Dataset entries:
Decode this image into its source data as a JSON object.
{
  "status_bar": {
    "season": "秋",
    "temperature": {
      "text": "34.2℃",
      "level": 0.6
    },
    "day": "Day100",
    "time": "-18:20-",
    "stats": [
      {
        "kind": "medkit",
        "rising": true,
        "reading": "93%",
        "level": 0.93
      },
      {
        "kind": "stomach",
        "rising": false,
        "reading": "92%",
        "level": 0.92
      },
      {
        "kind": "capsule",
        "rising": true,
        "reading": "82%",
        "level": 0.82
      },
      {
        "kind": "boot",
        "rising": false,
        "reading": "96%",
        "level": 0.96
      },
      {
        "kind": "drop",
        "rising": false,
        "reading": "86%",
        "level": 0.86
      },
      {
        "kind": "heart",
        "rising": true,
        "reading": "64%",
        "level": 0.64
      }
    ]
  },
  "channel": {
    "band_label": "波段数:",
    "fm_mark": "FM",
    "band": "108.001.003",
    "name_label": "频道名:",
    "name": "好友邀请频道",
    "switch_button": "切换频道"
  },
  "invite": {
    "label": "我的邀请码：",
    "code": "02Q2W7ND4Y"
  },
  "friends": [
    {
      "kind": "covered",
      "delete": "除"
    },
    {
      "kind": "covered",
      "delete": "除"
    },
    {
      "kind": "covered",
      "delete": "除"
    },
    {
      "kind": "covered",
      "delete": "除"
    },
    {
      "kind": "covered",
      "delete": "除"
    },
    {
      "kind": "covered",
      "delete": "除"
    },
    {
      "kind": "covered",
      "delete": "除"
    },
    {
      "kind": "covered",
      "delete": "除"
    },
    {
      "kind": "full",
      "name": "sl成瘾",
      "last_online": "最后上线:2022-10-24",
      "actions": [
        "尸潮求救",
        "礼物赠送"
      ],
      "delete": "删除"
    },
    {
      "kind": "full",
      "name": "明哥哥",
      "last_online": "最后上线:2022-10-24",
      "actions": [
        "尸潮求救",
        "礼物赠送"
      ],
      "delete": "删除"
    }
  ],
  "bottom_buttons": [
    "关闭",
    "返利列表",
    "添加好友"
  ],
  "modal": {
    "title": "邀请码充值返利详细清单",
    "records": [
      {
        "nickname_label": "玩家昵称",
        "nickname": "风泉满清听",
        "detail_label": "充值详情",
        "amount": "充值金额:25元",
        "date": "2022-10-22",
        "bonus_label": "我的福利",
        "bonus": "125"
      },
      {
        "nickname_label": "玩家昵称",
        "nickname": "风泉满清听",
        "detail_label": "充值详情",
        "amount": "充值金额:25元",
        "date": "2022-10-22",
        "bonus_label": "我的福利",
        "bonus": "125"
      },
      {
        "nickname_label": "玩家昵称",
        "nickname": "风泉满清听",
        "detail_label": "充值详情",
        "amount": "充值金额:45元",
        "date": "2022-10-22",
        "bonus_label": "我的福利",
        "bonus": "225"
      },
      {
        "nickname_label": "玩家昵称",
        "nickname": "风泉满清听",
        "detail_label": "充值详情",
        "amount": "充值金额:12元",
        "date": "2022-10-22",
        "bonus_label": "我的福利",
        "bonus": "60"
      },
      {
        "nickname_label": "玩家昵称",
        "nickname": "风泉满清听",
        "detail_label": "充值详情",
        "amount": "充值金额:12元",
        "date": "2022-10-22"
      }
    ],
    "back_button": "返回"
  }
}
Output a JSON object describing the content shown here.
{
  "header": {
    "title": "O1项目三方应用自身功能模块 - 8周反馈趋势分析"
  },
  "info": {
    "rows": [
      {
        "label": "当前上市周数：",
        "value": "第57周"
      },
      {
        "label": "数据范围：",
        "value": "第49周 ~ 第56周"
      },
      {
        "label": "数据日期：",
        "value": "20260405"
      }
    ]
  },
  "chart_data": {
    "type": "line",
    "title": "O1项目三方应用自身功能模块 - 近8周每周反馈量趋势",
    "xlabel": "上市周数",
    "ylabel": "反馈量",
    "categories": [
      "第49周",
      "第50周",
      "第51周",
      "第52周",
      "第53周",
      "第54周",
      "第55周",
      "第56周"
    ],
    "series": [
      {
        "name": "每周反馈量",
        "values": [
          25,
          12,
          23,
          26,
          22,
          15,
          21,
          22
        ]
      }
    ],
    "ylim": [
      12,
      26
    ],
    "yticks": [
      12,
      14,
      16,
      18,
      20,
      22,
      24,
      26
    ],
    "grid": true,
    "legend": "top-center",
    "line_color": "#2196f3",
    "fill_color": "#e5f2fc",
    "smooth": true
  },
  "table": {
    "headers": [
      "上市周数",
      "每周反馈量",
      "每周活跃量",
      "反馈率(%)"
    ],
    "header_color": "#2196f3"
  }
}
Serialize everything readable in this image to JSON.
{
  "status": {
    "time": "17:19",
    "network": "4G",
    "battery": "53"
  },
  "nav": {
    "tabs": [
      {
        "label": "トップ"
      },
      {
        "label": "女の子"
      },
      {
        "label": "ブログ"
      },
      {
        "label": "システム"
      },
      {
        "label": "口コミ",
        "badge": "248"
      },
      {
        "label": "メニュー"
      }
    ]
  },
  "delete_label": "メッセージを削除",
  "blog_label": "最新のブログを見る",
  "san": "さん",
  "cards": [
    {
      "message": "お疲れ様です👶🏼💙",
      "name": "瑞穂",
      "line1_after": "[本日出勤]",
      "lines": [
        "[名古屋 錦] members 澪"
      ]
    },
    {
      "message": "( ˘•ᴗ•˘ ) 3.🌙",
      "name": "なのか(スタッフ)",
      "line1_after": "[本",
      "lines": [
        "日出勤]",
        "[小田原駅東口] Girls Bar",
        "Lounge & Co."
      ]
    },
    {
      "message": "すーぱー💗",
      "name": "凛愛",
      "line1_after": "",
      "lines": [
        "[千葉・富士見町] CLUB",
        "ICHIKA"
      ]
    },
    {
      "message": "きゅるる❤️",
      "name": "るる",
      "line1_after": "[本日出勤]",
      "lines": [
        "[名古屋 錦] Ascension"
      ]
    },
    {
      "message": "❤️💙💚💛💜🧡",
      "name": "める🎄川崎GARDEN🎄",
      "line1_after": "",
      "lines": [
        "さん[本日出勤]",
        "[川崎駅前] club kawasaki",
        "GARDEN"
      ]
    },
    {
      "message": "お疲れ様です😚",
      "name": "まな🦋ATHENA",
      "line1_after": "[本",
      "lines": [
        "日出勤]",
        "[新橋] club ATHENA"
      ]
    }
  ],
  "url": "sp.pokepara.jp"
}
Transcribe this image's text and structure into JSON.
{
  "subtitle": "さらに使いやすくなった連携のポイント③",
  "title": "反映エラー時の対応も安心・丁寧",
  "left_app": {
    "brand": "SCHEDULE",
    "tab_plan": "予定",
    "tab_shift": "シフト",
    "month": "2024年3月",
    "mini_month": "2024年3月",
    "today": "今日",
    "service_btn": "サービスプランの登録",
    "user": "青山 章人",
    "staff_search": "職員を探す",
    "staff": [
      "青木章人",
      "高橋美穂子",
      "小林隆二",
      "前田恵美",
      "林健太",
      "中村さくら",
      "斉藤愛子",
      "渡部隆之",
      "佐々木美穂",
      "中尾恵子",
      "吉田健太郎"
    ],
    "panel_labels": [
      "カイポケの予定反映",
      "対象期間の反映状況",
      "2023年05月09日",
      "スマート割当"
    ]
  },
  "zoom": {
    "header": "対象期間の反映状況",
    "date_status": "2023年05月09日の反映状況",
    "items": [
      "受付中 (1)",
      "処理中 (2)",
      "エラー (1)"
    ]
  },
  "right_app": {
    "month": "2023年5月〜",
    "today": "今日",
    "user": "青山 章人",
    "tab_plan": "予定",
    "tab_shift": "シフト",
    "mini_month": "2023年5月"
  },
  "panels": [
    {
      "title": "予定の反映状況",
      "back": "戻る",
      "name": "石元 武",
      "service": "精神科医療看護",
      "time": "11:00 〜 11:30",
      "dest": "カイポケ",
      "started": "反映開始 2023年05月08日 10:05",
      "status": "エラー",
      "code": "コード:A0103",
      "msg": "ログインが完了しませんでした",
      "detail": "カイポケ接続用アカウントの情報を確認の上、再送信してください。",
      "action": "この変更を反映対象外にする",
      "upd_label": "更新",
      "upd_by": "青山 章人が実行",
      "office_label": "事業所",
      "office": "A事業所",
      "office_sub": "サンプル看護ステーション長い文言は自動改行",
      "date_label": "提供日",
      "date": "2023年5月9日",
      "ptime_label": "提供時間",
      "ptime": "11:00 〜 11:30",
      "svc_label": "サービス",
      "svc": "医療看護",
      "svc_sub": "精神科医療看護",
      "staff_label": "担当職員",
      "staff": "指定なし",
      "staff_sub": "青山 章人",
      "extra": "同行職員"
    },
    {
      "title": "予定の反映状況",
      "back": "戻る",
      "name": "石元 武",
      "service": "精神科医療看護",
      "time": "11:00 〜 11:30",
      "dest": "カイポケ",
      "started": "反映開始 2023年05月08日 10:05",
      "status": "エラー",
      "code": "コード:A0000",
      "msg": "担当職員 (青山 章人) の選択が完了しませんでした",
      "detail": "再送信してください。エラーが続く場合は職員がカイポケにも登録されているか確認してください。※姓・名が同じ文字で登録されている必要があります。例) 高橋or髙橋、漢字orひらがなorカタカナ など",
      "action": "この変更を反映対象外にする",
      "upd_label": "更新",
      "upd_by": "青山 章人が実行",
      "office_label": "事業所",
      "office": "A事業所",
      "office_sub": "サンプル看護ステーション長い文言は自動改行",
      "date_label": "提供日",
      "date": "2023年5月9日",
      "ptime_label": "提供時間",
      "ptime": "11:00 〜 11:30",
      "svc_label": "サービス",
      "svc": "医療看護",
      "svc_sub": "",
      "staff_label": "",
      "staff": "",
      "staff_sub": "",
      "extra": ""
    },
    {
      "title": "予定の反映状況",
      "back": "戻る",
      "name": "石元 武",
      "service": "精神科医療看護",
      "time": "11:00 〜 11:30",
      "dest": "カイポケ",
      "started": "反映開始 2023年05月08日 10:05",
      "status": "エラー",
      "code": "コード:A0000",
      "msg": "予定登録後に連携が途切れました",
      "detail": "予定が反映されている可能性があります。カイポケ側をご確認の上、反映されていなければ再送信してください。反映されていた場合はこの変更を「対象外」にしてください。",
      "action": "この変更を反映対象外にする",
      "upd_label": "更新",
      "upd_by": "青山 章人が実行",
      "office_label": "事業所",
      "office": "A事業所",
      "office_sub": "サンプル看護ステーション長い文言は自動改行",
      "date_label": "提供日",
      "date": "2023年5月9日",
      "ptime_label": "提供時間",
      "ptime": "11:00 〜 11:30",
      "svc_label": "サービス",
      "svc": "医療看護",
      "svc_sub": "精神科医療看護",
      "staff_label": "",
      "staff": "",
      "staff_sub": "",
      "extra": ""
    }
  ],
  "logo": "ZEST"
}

**DIRECTIONS:** Count each line of the data where the word "担当職員" appears, then reply with the total only.

**RESPONSE TO THE EXERCISE:** 2